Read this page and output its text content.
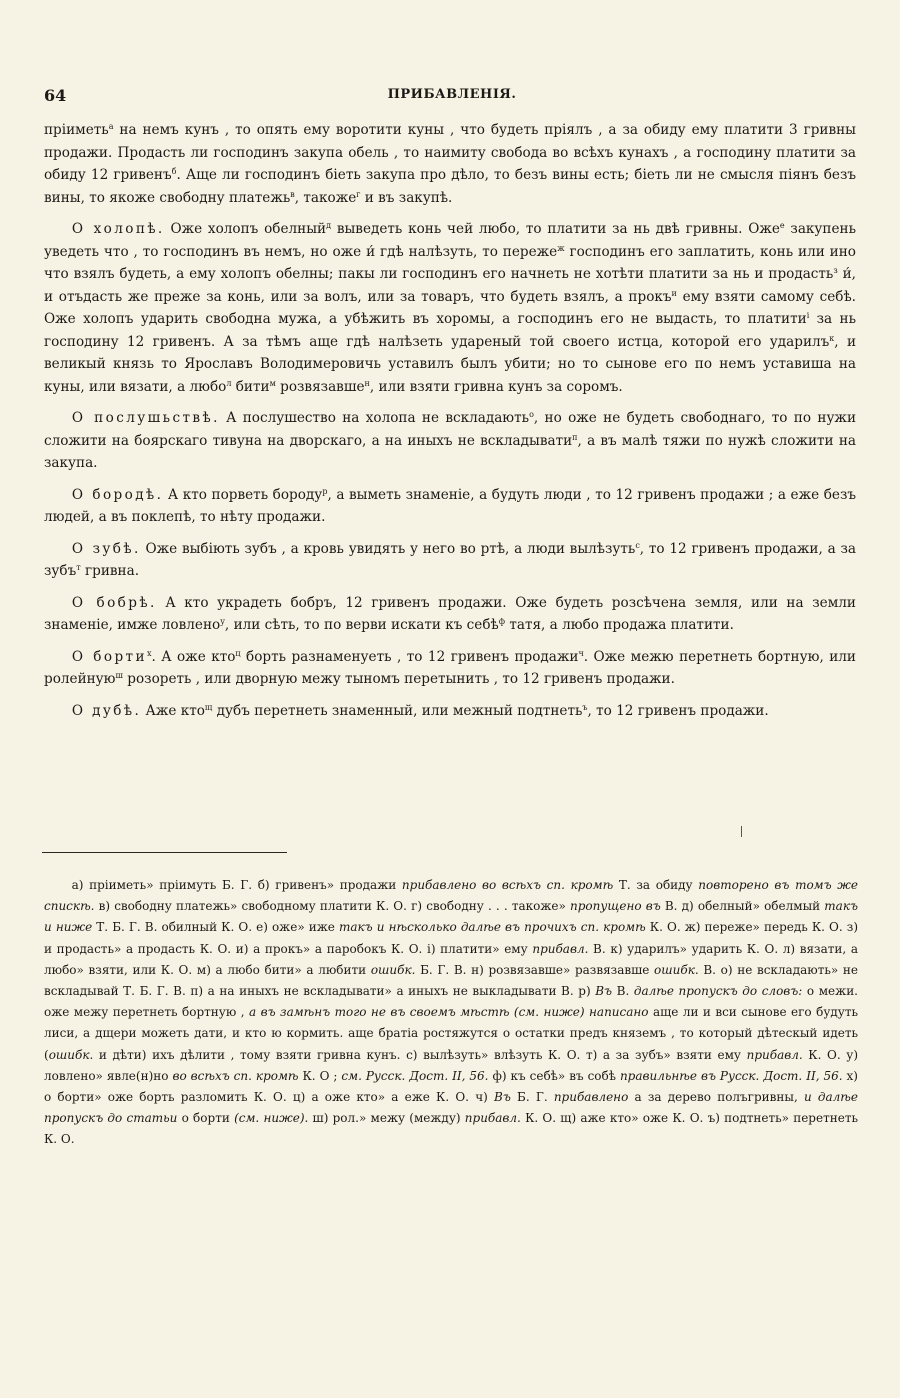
64	ПРИБАВЛЕНІЯ.

пріиметь$^а$ на немъ кунъ , то опять ему воротити куны , что будеть пріялъ , а за обиду ему платити 3 гривны продажи. Продасть ли господинъ закупа обель , то наимиту свобода во всѣхъ кунахъ , а господину платити за обиду 12 гривенъ$^б$. Аще ли господинъ біеть закупа про дѣло, то безъ вины есть; біеть ли не смысля піянъ безъ вины, то якоже свободну платежь$^в$, такоже$^г$ и въ закупѣ.

О холопѣ. Оже холопъ обелный$^д$ выведеть конь чей любо, то платити за нь двѣ гривны. Оже$^е$ закупень уведеть что , то господинъ въ немъ, но оже и́ гдѣ налѣзуть, то переже$^ж$ господинъ его заплатить, конь или ино что взялъ будеть, а ему холопъ обелны; пакы ли господинъ его начнеть не хотѣти платити за нь и продасть$^з$ и́, и отъдасть же преже за конь, или за волъ, или за товаръ, что будеть взялъ, а прокъ$^и$ ему взяти самому себѣ. Оже холопъ ударить свободна мужа, а убѣжить въ хоромы, а господинъ его не выдасть, то платити$^і$ за нь господину 12 гривенъ. А за тѣмъ аще гдѣ налѣзеть удареный той своего истца, которой его ударилъ$^к$, и великый князь то Ярославъ Володимеровичь уставилъ былъ убити; но то сынове его по немъ уставиша на куны, или вязати, а любо$^л$ бити$^м$ розвязавше$^н$, или взяти гривна кунъ за соромъ.

О послушьствѣ. А послушество на холопа не вскладають$^о$, но оже не будеть свободнаго, то по нужи сложити на боярскаго тивуна на дворскаго, а на иныхъ не вскладывати$^п$, а въ малѣ тяжи по нужѣ сложити на закупа.

О бородѣ. А кто порветь бороду$^р$, а выметь знаменіе, а будуть люди , то 12 гривенъ продажи ; а еже безъ людей, а въ поклепѣ, то нѣту продажи.

О зубѣ. Оже выбіють зубъ , а кровь увидять у него во ртѣ, а люди вылѣзуть$^с$, то 12 гривенъ продажи, а за зубъ$^т$ гривна.

О бобрѣ. А кто украдеть бобръ, 12 гривенъ продажи. Оже будеть розсѣчена земля, или на земли знаменіе, имже ловлено$^у$, или сѣть, то по верви искати къ себѣ$^ф$ татя, а любо продажа платити.

О борти$^х$. А оже кто$^ц$ борть разнаменуеть , то 12 гривенъ продажи$^ч$. Оже межю перетнеть бортную, или ролейную$^ш$ розореть , или дворную межу тыномъ перетынить , то 12 гривенъ продажи.

О дубѣ. Аже кто$^щ$ дубъ перетнеть знаменный, или межный подтнеть$^ъ$, то 12 гривенъ продажи.

а) пріиметь» пріимуть Б. Г. б) гривенъ» продажи прибавлено во всѣхъ сп. кромѣ Т. за обиду повторено въ томъ же спискѣ. в) свободну платежь» свободному платити К. О. г) свободну . . . такоже» пропущено въ В. д) обелный» обелмый такъ и ниже Т. Б. Г. В. обилный К. О. е) оже» иже такъ и нѣсколько далѣе въ прочихъ сп. кромѣ К. О. ж) переже» передь К. О. з) и продасть» а продасть К. О. и) а прокъ» а паробокъ К. О. і) платити» ему прибавл. В. к) ударилъ» ударить К. О. л) вязати, а любо» взяти, или К. О. м) а любо бити» а любити ошибк. Б. Г. В. н) розвязавше» развязавше ошибк. В. о) не вскладають» не вскладывай Т. Б. Г. В. п) а на иныхъ не вскладывати» а иныхъ не выкладывати В. р) Въ В. далѣе пропускъ до словъ: о межи. оже межу перетнеть бортную , а въ замѣнъ того не въ своемъ мѣстѣ (см. ниже) написано аще ли и вси сынове его будуть лиси, а дщери можеть дати, и кто ю кормить. аще братіа ростяжутся о остатки предъ княземъ , то который дѣтескый идеть (ошибк. и дѣти) ихъ дѣлити , тому взяти гривна кунъ. с) вылѣзуть» влѣзуть К. О. т) а за зубъ» взяти ему прибавл. К. О. у) ловлено» явле(н)но во всѣхъ сп. кромѣ К. О ; см. Русск. Дост. II, 56. ф) къ себѣ» въ собѣ правильнѣе въ Русск. Дост. II, 56. х) о борти» оже борть разломить К. О. ц) а оже кто» а еже К. О. ч) Въ Б. Г. прибавлено а за дерево полъгривны, и далѣе пропускъ до статьи о борти (см. ниже). ш) рол.» межу (между) прибавл. К. О. щ) аже кто» оже К. О. ъ) подтнеть» перетнеть К. О.
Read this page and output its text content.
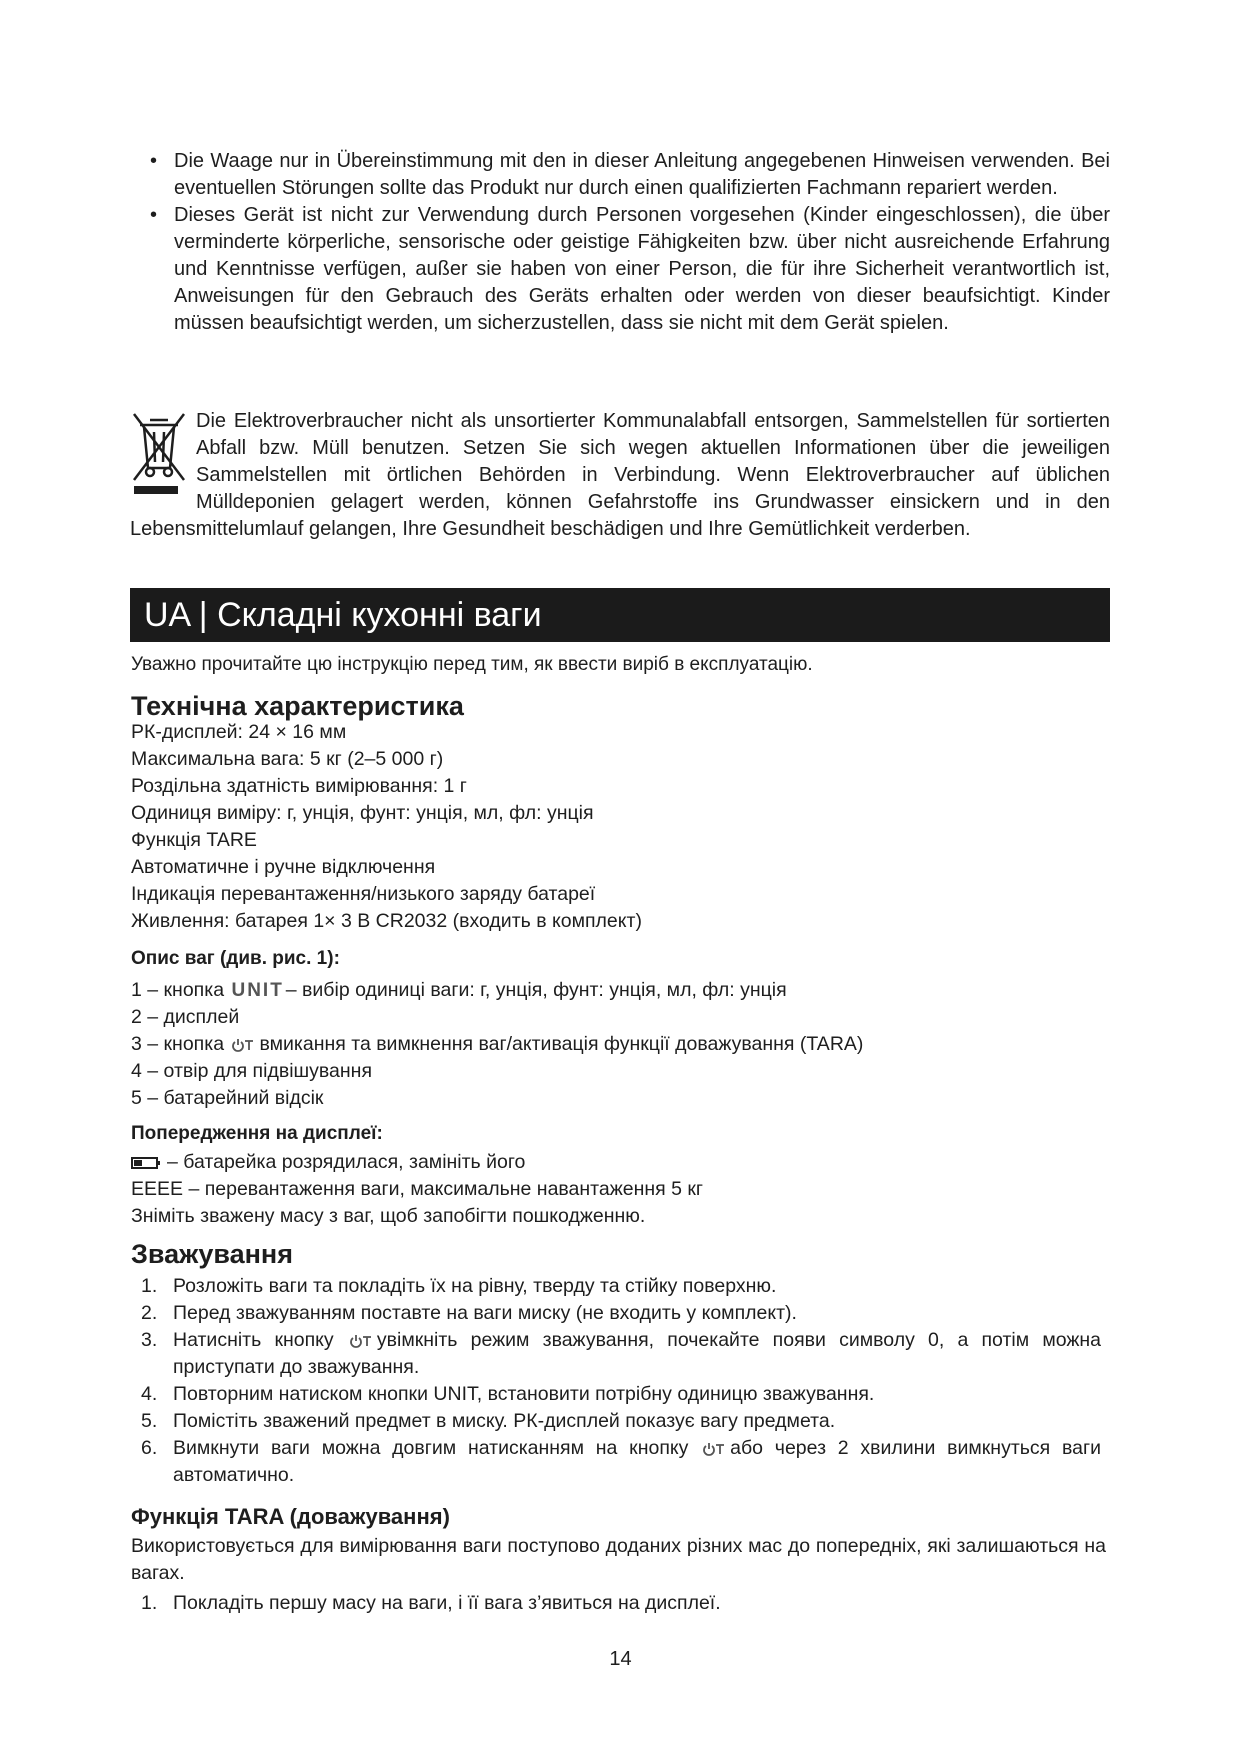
• Die Waage nur in Übereinstimmung mit den in dieser Anleitung angegebenen Hinweisen verwenden. Bei eventuellen Störungen sollte das Produkt nur durch einen qualifizierten Fachmann repariert werden.
• Dieses Gerät ist nicht zur Verwendung durch Personen vorgesehen (Kinder eingeschlossen), die über verminderte körperliche, sensorische oder geistige Fähigkeiten bzw. über nicht ausreichende Erfahrung und Kenntnisse verfügen, außer sie haben von einer Person, die für ihre Sicherheit verantwortlich ist, Anweisungen für den Gebrauch des Geräts erhalten oder werden von dieser beaufsichtigt. Kinder müssen beaufsichtigt werden, um sicherzustellen, dass sie nicht mit dem Gerät spielen.

Die Elektroverbraucher nicht als unsortierter Kommunalabfall entsorgen, Sammelstellen für sortierten Abfall bzw. Müll benutzen. Setzen Sie sich wegen aktuellen Informationen über die jeweiligen Sammelstellen mit örtlichen Behörden in Verbindung. Wenn Elektroverbraucher auf üblichen Mülldeponien gelagert werden, können Gefahrstoffe ins Grundwasser einsickern und in den Lebensmittelumlauf gelangen, Ihre Gesundheit beschädigen und Ihre Gemütlichkeit verderben.

UA | Складні кухонні ваги

Уважно прочитайте цю інструкцію перед тим, як ввести виріб в експлуатацію.

Технічна характеристика
РК-дисплей: 24 × 16 мм
Максимальна вага: 5 кг (2–5 000 г)
Роздільна здатність вимірювання: 1 г
Одиниця виміру: г, унція, фунт: унція, мл, фл: унція
Функція TARE
Автоматичне і ручне відключення
Індикація перевантаження/низького заряду батареї
Живлення: батарея 1× 3 В CR2032 (входить в комплект)
Опис ваг (див. рис. 1):
1 – кнопка UNIT – вибір одиниці ваги: г, унція, фунт: унція, мл, фл: унція
2 – дисплей
3 – кнопка вмикання та вимкнення ваг/активація функції доважування (TARA)
4 – отвір для підвішування
5 – батарейний відсік
Попередження на дисплеї:
– батарейка розрядилася, замініть його
EEEE – перевантаження ваги, максимальне навантаження 5 кг
Зніміть зважену масу з ваг, щоб запобігти пошкодженню.
Зважування
1. Розложіть ваги та покладіть їх на рівну, тверду та стійку поверхню.
2. Перед зважуванням поставте на ваги миску (не входить у комплект).
3. Натисніть кнопку увімкніть режим зважування, почекайте появи символу 0, а потім можна приступати до зважування.
4. Повторним натиском кнопки UNIT, встановити потрібну одиницю зважування.
5. Помістіть зважений предмет в миску. РК-дисплей показує вагу предмета.
6. Вимкнути ваги можна довгим натисканням на кнопку або через 2 хвилини вимкнуться ваги автоматично.
Функція TARA (доважування)

Використовується для вимірювання ваги поступово доданих різних мас до попередніх, які залишаються на вагах.

1. Покладіть першу масу на ваги, і її вага з’явиться на дисплеї.
14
+===+
*WHAT YOU SHOULD DO:* Reply with the number of lines in the data that include the string "люди" and nothing else.

*EXPECTED ANSWER:* 2